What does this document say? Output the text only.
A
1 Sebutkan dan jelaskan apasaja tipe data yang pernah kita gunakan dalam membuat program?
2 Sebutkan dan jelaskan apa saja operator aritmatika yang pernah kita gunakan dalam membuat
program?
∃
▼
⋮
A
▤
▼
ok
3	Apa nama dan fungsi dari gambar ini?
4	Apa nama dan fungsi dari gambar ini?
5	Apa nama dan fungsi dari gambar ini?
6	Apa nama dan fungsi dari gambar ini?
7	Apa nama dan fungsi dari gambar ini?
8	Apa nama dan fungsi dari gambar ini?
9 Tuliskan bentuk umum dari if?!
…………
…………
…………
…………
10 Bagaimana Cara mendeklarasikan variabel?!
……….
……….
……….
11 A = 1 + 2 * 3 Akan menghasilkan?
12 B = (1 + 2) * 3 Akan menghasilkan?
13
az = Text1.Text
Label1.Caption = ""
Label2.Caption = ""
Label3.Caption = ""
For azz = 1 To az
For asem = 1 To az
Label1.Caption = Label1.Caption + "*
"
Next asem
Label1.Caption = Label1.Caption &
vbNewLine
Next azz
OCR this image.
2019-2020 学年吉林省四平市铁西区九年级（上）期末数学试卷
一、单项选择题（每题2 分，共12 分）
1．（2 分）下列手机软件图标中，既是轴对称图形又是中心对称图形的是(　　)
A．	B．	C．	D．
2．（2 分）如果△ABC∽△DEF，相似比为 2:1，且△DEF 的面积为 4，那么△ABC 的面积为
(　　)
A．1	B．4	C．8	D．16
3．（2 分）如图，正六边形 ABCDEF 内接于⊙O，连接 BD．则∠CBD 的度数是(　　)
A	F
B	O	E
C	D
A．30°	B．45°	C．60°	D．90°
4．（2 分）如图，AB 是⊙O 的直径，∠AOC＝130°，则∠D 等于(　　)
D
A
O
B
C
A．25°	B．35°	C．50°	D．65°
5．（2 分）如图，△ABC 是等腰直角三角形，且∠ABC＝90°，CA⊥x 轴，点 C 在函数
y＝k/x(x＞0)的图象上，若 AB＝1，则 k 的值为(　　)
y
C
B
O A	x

JOB:
Return each line of the data exactly as written above.

WRITTEN ANSWER:
What does this document say? Output the text only.
A
1 Sebutkan dan jelaskan apasaja tipe data yang pernah kita gunakan dalam membuat program?
2 Sebutkan dan jelaskan apa saja operator aritmatika yang pernah kita gunakan dalam membuat
program?
∃
▼
⋮
A
▤
▼
ok
3	Apa nama dan fungsi dari gambar ini?
4	Apa nama dan fungsi dari gambar ini?
5	Apa nama dan fungsi dari gambar ini?
6	Apa nama dan fungsi dari gambar ini?
7	Apa nama dan fungsi dari gambar ini?
8	Apa nama dan fungsi dari gambar ini?
9 Tuliskan bentuk umum dari if?!
…………
…………
…………
…………
10 Bagaimana Cara mendeklarasikan variabel?!
……….
……….
……….
11 A = 1 + 2 * 3 Akan menghasilkan?
12 B = (1 + 2) * 3 Akan menghasilkan?
13
az = Text1.Text
Label1.Caption = ""
Label2.Caption = ""
Label3.Caption = ""
For azz = 1 To az
For asem = 1 To az
Label1.Caption = Label1.Caption + "*
"
Next asem
Label1.Caption = Label1.Caption &
vbNewLine
Next azz
OCR this image.
2019-2020 学年吉林省四平市铁西区九年级（上）期末数学试卷
一、单项选择题（每题2 分，共12 分）
1．（2 分）下列手机软件图标中，既是轴对称图形又是中心对称图形的是(　　)
A．	B．	C．	D．
2．（2 分）如果△ABC∽△DEF，相似比为 2:1，且△DEF 的面积为 4，那么△ABC 的面积为
(　　)
A．1	B．4	C．8	D．16
3．（2 分）如图，正六边形 ABCDEF 内接于⊙O，连接 BD．则∠CBD 的度数是(　　)
A	F
B	O	E
C	D
A．30°	B．45°	C．60°	D．90°
4．（2 分）如图，AB 是⊙O 的直径，∠AOC＝130°，则∠D 等于(　　)
D
A
O
B
C
A．25°	B．35°	C．50°	D．65°
5．（2 分）如图，△ABC 是等腰直角三角形，且∠ABC＝90°，CA⊥x 轴，点 C 在函数
y＝k/x(x＞0)的图象上，若 AB＝1，则 k 的值为(　　)
y
C
B
O A	x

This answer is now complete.